The problem: Write the next part of the passage on resource constraints in biscuit manufacturing, starting after its final sentence.

Text segment:
The manufacturing company has limited amount of resources. Therefore, it is essential to consider available resources in the plant when minimizing the manufacturing cost. When the biscuits are manufactured, manufacturing process cannot exceed consuming the available amount of resources such as the number of labourers and the machine capacity. The management is repeatedly adjusting the labour and machine requirements according to the monthly demand. Thus, in this study, labour and machine hour constraints were considered as soft constraints.

・ Machine Hours

A batch of each product takes a certain processing time. The required total processing time for the monthly production should be less than or equal to total available machine hours per month. If the demand cannot be satisfied with the available total machine hours, number of working hours per day and working days per month can be increased up to some level in the model solving step. Therefore, machine hour constraint was considered as a soft constraint. Then, the machine hour constraint, in general, is as follows:

${\sum}_{i=1}^{11}{t}_{i}{x}_{i}}\le T$ for $i=1,2,\cdots ,11$ ,

where t_{i} is the total processing time (in minutes) per batch of the i^{th} product and T is the available machine time (in minutes) per month.

Available machine hours per month are calculated in Table 7 while processing time for a batch of each product is illustrated in Table 9. The machine hour constraint can be written as follows:

Table 7. Available machine hours per month.

$\begin{array}{l}30{x}_{1}+25{x}_{2}+20{x}_{3}+26{x}_{4}+40{x}_{5}+50{x}_{6}+45{x}_{7}\\ \text{\hspace{0.05em}}+50{x}_{8}+50{x}_{9}+30{x}_{10}+30{x}_{11}\le 12000\end{array}$ .

Records provided:
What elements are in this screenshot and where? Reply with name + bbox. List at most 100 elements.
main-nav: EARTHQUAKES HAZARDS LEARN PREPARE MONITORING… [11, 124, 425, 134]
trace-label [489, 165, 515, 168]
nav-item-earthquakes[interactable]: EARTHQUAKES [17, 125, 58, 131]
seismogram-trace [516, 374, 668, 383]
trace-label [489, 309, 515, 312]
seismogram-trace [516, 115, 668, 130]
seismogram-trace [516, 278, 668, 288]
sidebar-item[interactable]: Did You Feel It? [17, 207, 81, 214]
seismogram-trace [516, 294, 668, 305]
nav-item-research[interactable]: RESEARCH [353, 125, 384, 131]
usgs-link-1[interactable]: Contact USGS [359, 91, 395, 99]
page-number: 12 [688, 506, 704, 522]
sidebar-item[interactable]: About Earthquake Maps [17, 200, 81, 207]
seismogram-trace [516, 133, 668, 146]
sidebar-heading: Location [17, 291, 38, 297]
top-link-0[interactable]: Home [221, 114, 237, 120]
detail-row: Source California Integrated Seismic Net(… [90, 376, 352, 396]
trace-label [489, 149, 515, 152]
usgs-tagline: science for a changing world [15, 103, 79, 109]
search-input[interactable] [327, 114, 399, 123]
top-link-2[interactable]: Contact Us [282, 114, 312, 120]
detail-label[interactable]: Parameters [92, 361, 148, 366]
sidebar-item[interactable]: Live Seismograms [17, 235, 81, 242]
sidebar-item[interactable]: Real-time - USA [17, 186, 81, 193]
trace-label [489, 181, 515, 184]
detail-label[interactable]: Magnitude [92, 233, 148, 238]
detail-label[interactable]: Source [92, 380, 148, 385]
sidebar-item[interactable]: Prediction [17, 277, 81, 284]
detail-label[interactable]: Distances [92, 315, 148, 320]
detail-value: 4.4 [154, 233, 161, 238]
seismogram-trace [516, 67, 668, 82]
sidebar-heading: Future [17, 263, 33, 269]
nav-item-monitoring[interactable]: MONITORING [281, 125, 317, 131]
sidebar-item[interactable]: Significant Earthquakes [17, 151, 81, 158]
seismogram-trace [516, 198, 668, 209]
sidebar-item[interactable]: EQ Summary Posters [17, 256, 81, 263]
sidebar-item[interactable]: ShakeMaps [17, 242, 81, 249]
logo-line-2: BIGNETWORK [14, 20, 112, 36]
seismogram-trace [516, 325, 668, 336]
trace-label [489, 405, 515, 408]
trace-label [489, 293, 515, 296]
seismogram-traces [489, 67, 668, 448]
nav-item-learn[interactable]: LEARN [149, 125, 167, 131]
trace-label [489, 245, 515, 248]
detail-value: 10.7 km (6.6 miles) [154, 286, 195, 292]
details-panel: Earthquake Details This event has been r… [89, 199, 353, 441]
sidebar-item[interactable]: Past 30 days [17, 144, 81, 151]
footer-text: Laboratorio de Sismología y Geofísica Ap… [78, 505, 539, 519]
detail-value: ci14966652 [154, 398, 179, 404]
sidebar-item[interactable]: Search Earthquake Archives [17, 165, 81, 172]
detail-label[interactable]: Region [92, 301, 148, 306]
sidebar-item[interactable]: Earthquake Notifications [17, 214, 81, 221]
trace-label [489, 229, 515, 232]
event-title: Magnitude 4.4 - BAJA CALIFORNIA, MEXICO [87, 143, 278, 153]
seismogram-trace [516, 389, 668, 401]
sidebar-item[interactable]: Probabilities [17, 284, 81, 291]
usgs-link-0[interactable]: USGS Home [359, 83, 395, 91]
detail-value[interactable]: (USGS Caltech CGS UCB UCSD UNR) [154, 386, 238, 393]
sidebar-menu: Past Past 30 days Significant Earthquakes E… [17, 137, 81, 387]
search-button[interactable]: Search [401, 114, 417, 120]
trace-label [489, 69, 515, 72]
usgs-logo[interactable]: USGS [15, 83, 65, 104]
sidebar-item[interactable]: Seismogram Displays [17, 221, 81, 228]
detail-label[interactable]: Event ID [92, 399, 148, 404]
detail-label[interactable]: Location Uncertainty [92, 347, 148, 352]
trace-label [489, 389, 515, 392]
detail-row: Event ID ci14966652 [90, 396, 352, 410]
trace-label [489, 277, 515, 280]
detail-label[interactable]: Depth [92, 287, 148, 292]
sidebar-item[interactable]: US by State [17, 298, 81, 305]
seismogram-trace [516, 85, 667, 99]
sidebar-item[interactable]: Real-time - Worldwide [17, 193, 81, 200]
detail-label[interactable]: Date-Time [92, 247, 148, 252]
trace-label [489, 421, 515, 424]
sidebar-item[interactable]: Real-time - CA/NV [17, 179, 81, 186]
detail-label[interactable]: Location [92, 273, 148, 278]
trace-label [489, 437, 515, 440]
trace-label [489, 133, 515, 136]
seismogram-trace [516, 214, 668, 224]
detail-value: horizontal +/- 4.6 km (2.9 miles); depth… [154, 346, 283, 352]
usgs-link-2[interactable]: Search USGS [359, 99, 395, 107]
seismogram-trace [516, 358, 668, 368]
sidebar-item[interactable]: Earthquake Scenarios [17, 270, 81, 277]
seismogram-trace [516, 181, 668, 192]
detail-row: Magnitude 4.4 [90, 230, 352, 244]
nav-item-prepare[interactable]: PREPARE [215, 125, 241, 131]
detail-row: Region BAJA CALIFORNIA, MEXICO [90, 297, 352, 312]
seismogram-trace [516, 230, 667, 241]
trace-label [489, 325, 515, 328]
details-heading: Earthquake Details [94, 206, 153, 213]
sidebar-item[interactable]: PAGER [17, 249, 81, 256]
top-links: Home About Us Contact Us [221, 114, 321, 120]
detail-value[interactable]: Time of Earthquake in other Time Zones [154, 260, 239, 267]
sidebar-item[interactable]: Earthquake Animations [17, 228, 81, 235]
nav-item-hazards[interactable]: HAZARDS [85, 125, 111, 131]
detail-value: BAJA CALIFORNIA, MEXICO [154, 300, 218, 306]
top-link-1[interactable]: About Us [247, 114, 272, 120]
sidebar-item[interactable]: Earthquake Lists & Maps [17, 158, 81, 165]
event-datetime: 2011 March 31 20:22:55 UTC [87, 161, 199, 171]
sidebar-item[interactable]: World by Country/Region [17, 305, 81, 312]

Result of the exercise:
・ Labor hour constraint

The required labour hours for the monthly production should be less than the available labour hours per month. Thus, the labour hour constraint for each section; mixing, cutter, baking and cooling, and stacking can be formulated, in general, as follows:

${\sum}_{i=1}^{11}{t}_{i}{l}_{I}{x}_{i}}\le L$ ,

for each of the four sections mixing, cutter, baking and cooling, and stacking, where l_{i} is the number of labourers needed for each production section, t_{i} is the processing time (in minutes) per batch of the i^{th} product through each section and L is the total available labour hours.

A fixed number of labourers are allocated to each section of the production plant (see Table 8). Among these labourers, different numbers of labourers are assigned into each section during the production of different products (see Table 9). Moreover, the calculations of the required labour time for each section during the production are demonstrated in Table 9 and the available labour time in minutes is shown in Table 8.

Since the number of working days or hours can be adjusted until a feasible solution is found, this constraint is also identified as a soft constraint. Therefore, labour constraint for each section for this PP problem can be presented as follows:

Mixing:

$\begin{array}{l}300{x}_{1}+300{x}_{2}+240{x}_{3}+312{x}_{4}+400{x}_{5}+500{x}_{6}+450{x}_{7}\\ \text{\hspace{0.05em}}+500{x}_{8}+500{x}_{9}+300{x}_{10}+360{x}_{11}\le 144000\end{array}$ .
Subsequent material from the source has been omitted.